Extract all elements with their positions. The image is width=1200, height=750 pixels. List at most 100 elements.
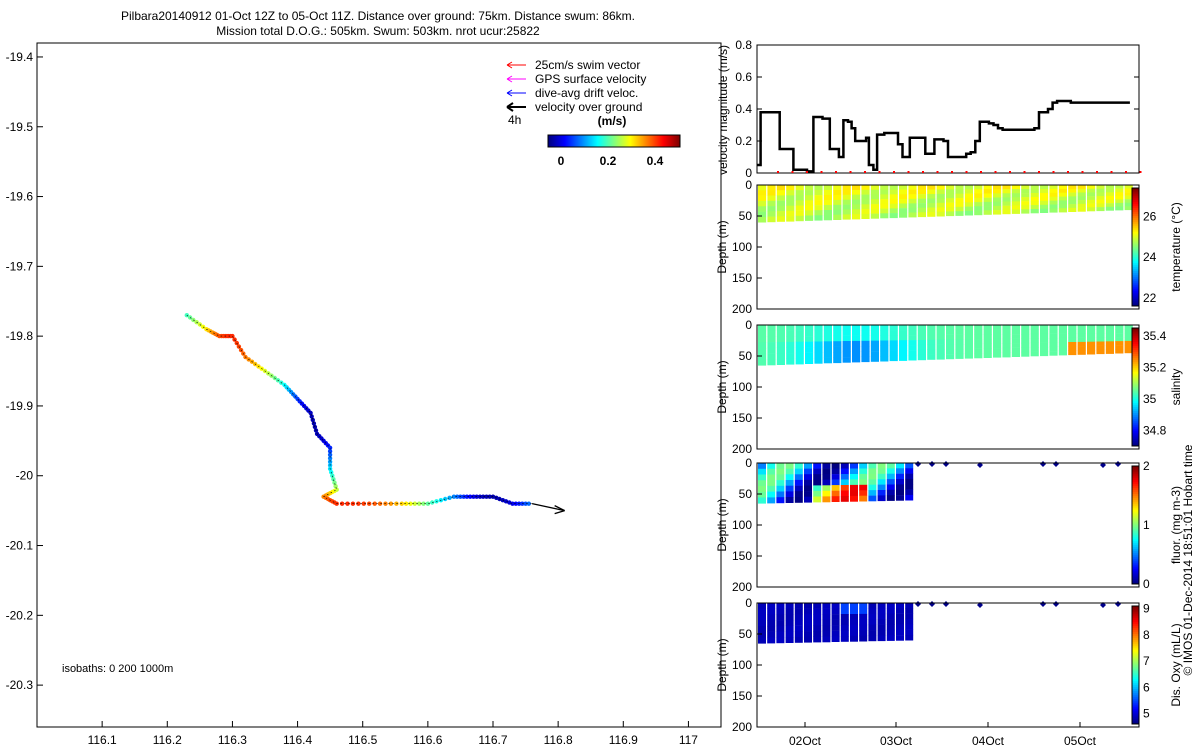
section-cell (852, 335, 861, 342)
section-cell (861, 194, 870, 200)
section-cell (1011, 343, 1020, 348)
section-cell (974, 189, 983, 194)
speed-colorbar-cell (670, 135, 672, 147)
section-cell (1077, 346, 1086, 351)
section-cell (776, 216, 785, 222)
section-cell (767, 480, 776, 487)
section-cell (859, 495, 868, 502)
section-cell (1030, 193, 1039, 198)
section-cell (767, 485, 776, 492)
section-colorbar-cell (1132, 637, 1139, 640)
section-cell (822, 636, 831, 643)
section-cell (840, 485, 849, 491)
section-colorbar-cell (1132, 718, 1139, 721)
section-colorbar-cell (1132, 678, 1139, 682)
velocity-marker (980, 171, 982, 173)
section-cell (1068, 207, 1077, 212)
section-cell (823, 352, 832, 358)
section-cell (840, 625, 849, 631)
section-cell (850, 619, 858, 626)
section-cell (983, 193, 992, 198)
section-cell (889, 203, 898, 209)
velocity-marker (864, 171, 866, 173)
section-cell (1077, 333, 1086, 338)
section-cell (955, 211, 964, 216)
section-cell (899, 350, 908, 356)
section-cell (823, 330, 832, 337)
section-cell (917, 189, 926, 195)
section-colorbar-cell (1132, 505, 1139, 508)
section-cell (786, 358, 795, 365)
section-cell (936, 349, 945, 355)
depth-tick-label: 0 (745, 178, 752, 192)
section-cell (758, 190, 767, 196)
section-cell (1077, 185, 1086, 190)
section-cell (823, 325, 832, 331)
section-colorbar-cell (1132, 414, 1139, 417)
speed-colorbar-cell (621, 135, 623, 147)
section-cell (896, 613, 904, 620)
section-cell (805, 215, 814, 221)
section-cell (795, 347, 804, 354)
section-cell (1058, 185, 1067, 190)
speed-colorbar-cell (646, 135, 648, 147)
section-colorbar-cell (1132, 548, 1139, 551)
track-point (330, 473, 335, 478)
section-cell (795, 358, 804, 365)
section-cell (964, 189, 973, 194)
section-cell (886, 463, 895, 469)
section-cell (814, 195, 823, 201)
section-cell (776, 625, 785, 632)
section-cell (868, 635, 877, 642)
section-cell (946, 207, 955, 212)
map-x-tick-label: 116.7 (478, 733, 507, 747)
section-cell (1124, 325, 1133, 330)
depth-tick-label: 50 (739, 349, 753, 363)
section-colorbar-cell (1132, 525, 1139, 528)
depth-tick-label: 100 (732, 658, 752, 672)
section-cell (1105, 206, 1114, 211)
section-cell (767, 631, 776, 638)
section-cell (955, 339, 964, 345)
section-cell (905, 489, 914, 496)
section-cell (1049, 188, 1058, 194)
section-cell (870, 204, 879, 210)
depth-tick-label: 200 (732, 580, 752, 594)
section-cell (905, 473, 914, 480)
section-colorbar-cell (1132, 515, 1139, 518)
section-cell (896, 463, 904, 469)
section-colorbar-cell (1132, 398, 1139, 402)
section-colorbar-cell (1132, 570, 1139, 573)
section-cell (850, 474, 858, 480)
speed-colorbar-cell (591, 135, 593, 147)
map-y-tick-label: -19.9 (6, 399, 34, 413)
section-cell (905, 618, 914, 625)
colorbar-tick-label: 7 (1143, 654, 1150, 668)
section-cell (776, 474, 785, 481)
section-cell (936, 198, 945, 204)
section-cell (908, 203, 917, 209)
section-cell (804, 491, 812, 497)
track-point (484, 494, 489, 499)
section-cell (813, 636, 822, 643)
section-cell (822, 490, 831, 497)
depth-tick-label: 150 (732, 411, 752, 425)
section-cell (1124, 188, 1133, 193)
section-cell (870, 356, 879, 362)
section-colorbar-cell (1132, 692, 1139, 695)
section-cell (889, 345, 898, 351)
section-cell (993, 352, 1002, 358)
track-point (447, 495, 452, 500)
section-cell (1058, 333, 1067, 339)
section-cell (899, 355, 908, 361)
section-cell (1002, 197, 1011, 202)
speed-colorbar-cell (604, 135, 606, 147)
section-cell (1011, 185, 1020, 190)
speed-colorbar-cell (559, 135, 561, 147)
velocity-marker (893, 171, 895, 173)
section-cell (927, 185, 936, 190)
section-cell (861, 204, 870, 210)
section-cell (983, 185, 992, 190)
speed-colorbar-cell (662, 135, 664, 147)
section-colorbar-cell (1132, 190, 1139, 193)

########

To do: Rewrite every line of the entries above as a JSON list of strings, one string per line, with blank lines dropped. Leave out the pictures.

Expected answer:
[
  "Extract all elements with their positions. The image is width=1200, height=750 pixels. List at most 100 elements.",
  "section-cell (852, 335, 861, 342)",
  "section-cell (861, 194, 870, 200)",
  "section-cell (1011, 343, 1020, 348)",
  "section-cell (974, 189, 983, 194)",
  "speed-colorbar-cell (670, 135, 672, 147)",
  "section-cell (1077, 346, 1086, 351)",
  "section-cell (776, 216, 785, 222)",
  "section-cell (767, 480, 776, 487)",
  "section-cell (859, 495, 868, 502)",
  "section-cell (1030, 193, 1039, 198)",
  "section-cell (767, 485, 776, 492)",
  "section-colorbar-cell (1132, 637, 1139, 640)",
  "section-cell (822, 636, 831, 643)",
  "section-cell (840, 485, 849, 491)",
  "section-colorbar-cell (1132, 718, 1139, 721)",
  "section-colorbar-cell (1132, 678, 1139, 682)",
  "velocity-marker (980, 171, 982, 173)",
  "section-cell (1068, 207, 1077, 212)",
  "section-cell (823, 352, 832, 358)",
  "section-cell (840, 625, 849, 631)",
  "section-cell (850, 619, 858, 626)",
  "section-cell (983, 193, 992, 198)",
  "section-cell (889, 203, 898, 209)",
  "velocity-marker (864, 171, 866, 173)",
  "section-cell (1077, 333, 1086, 338)",
  "section-cell (955, 211, 964, 216)",
  "section-cell (899, 350, 908, 356)",
  "section-cell (823, 330, 832, 337)",
  "section-cell (917, 189, 926, 195)",
  "section-colorbar-cell (1132, 505, 1139, 508)",
  "section-cell (786, 358, 795, 365)",
  "section-cell (936, 349, 945, 355)",
  "depth-tick-label: 0 (745, 178, 752, 192)",
  "section-cell (758, 190, 767, 196)",
  "section-cell (1077, 185, 1086, 190)",
  "section-cell (823, 325, 832, 331)",
  "section-colorbar-cell (1132, 414, 1139, 417)",
  "speed-colorbar-cell (621, 135, 623, 147)",
  "section-cell (896, 613, 904, 620)",
  "section-cell (805, 215, 814, 221)",
  "section-cell (795, 347, 804, 354)",
  "section-cell (1058, 185, 1067, 190)",
  "speed-colorbar-cell (646, 135, 648, 147)",
  "section-colorbar-cell (1132, 548, 1139, 551)",
  "track-point (330, 473, 335, 478)",
  "section-cell (795, 358, 804, 365)",
  "section-cell (964, 189, 973, 194)",
  "section-cell (886, 463, 895, 469)",
  "section-cell (814, 195, 823, 201)",
  "section-cell (776, 625, 785, 632)",
  "section-cell (868, 635, 877, 642)",
  "section-cell (946, 207, 955, 212)",
  "map-x-tick-label: 116.7 (478, 733, 507, 747)",
  "section-cell (1124, 325, 1133, 330)",
  "depth-tick-label: 50 (739, 349, 753, 363)",
  "section-colorbar-cell (1132, 525, 1139, 528)",
  "depth-tick-label: 100 (732, 658, 752, 672)",
  "section-cell (1105, 206, 1114, 211)",
  "section-cell (767, 631, 776, 638)",
  "section-cell (955, 339, 964, 345)",
  "section-cell (905, 489, 914, 496)",
  "section-cell (1049, 188, 1058, 194)",
  "section-cell (870, 204, 879, 210)",
  "depth-tick-label: 200 (732, 580, 752, 594)",
  "section-cell (905, 473, 914, 480)",
  "section-colorbar-cell (1132, 515, 1139, 518)",
  "section-cell (896, 463, 904, 469)",
  "section-colorbar-cell (1132, 398, 1139, 402)",
  "section-colorbar-cell (1132, 570, 1139, 573)",
  "section-cell (850, 474, 858, 480)",
  "speed-colorbar-cell (591, 135, 593, 147)",
  "map-y-tick-label: -19.9 (6, 399, 34, 413)",
  "section-cell (905, 618, 914, 625)",
  "colorbar-tick-label: 7 (1143, 654, 1150, 668)",
  "section-cell (776, 474, 785, 481)",
  "section-cell (936, 198, 945, 204)",
  "section-cell (908, 203, 917, 209)",
  "section-cell (804, 491, 812, 497)",
  "track-point (484, 494, 489, 499)",
  "section-cell (813, 636, 822, 643)",
  "section-cell (822, 490, 831, 497)",
  "depth-tick-label: 150 (732, 411, 752, 425)",
  "section-cell (1124, 188, 1133, 193)",
  "section-cell (870, 356, 879, 362)",
  "section-colorbar-cell (1132, 692, 1139, 695)",
  "section-cell (889, 345, 898, 351)",
  "section-cell (993, 352, 1002, 358)",
  "track-point (447, 495, 452, 500)",
  "section-cell (1058, 333, 1067, 339)",
  "section-cell (899, 355, 908, 361)",
  "section-cell (1002, 197, 1011, 202)",
  "speed-colorbar-cell (604, 135, 606, 147)",
  "section-cell (1011, 185, 1020, 190)",
  "speed-colorbar-cell (559, 135, 561, 147)",
  "velocity-marker (893, 171, 895, 173)",
  "section-cell (927, 185, 936, 190)",
  "section-cell (861, 204, 870, 210)",
  "section-cell (983, 185, 992, 190)",
  "speed-colorbar-cell (662, 135, 664, 147)",
  "section-colorbar-cell (1132, 190, 1139, 193)"
]